-- Start of ENTRIES SUPPLIED --

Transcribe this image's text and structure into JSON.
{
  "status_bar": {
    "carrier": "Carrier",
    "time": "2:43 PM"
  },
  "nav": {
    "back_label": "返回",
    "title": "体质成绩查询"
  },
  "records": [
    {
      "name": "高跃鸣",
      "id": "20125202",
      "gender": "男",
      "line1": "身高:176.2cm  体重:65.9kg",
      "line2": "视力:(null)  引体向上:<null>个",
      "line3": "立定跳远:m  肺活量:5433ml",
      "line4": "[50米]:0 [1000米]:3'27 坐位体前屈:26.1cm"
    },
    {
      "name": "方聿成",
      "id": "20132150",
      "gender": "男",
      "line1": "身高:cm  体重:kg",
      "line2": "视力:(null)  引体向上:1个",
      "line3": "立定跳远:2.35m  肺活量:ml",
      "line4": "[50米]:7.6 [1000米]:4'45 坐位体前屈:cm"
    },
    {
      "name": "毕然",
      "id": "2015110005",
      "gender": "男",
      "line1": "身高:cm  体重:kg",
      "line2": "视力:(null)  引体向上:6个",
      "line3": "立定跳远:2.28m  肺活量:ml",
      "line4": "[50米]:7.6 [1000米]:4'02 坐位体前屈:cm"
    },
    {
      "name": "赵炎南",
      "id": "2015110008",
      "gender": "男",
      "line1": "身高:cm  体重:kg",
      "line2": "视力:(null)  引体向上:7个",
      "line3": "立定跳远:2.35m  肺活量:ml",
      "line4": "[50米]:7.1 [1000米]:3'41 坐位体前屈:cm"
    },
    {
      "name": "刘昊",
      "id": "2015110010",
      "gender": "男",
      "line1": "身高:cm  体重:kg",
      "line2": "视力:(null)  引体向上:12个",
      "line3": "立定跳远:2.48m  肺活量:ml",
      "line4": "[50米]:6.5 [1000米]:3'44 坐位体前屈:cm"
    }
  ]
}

-- End of ENTRIES SUPPLIED --

**GIVEN INSTRUCTION:** Recopy the entries above exactly, with every line included.

**RESULT OF THIS EXERCISE:**
Transcribe this image's text and structure into JSON.
{
  "status_bar": {
    "carrier": "Carrier",
    "time": "2:43 PM"
  },
  "nav": {
    "back_label": "返回",
    "title": "体质成绩查询"
  },
  "records": [
    {
      "name": "高跃鸣",
      "id": "20125202",
      "gender": "男",
      "line1": "身高:176.2cm  体重:65.9kg",
      "line2": "视力:(null)  引体向上:<null>个",
      "line3": "立定跳远:m  肺活量:5433ml",
      "line4": "[50米]:0 [1000米]:3'27 坐位体前屈:26.1cm"
    },
    {
      "name": "方聿成",
      "id": "20132150",
      "gender": "男",
      "line1": "身高:cm  体重:kg",
      "line2": "视力:(null)  引体向上:1个",
      "line3": "立定跳远:2.35m  肺活量:ml",
      "line4": "[50米]:7.6 [1000米]:4'45 坐位体前屈:cm"
    },
    {
      "name": "毕然",
      "id": "2015110005",
      "gender": "男",
      "line1": "身高:cm  体重:kg",
      "line2": "视力:(null)  引体向上:6个",
      "line3": "立定跳远:2.28m  肺活量:ml",
      "line4": "[50米]:7.6 [1000米]:4'02 坐位体前屈:cm"
    },
    {
      "name": "赵炎南",
      "id": "2015110008",
      "gender": "男",
      "line1": "身高:cm  体重:kg",
      "line2": "视力:(null)  引体向上:7个",
      "line3": "立定跳远:2.35m  肺活量:ml",
      "line4": "[50米]:7.1 [1000米]:3'41 坐位体前屈:cm"
    },
    {
      "name": "刘昊",
      "id": "2015110010",
      "gender": "男",
      "line1": "身高:cm  体重:kg",
      "line2": "视力:(null)  引体向上:12个",
      "line3": "立定跳远:2.48m  肺活量:ml",
      "line4": "[50米]:6.5 [1000米]:3'44 坐位体前屈:cm"
    }
  ]
}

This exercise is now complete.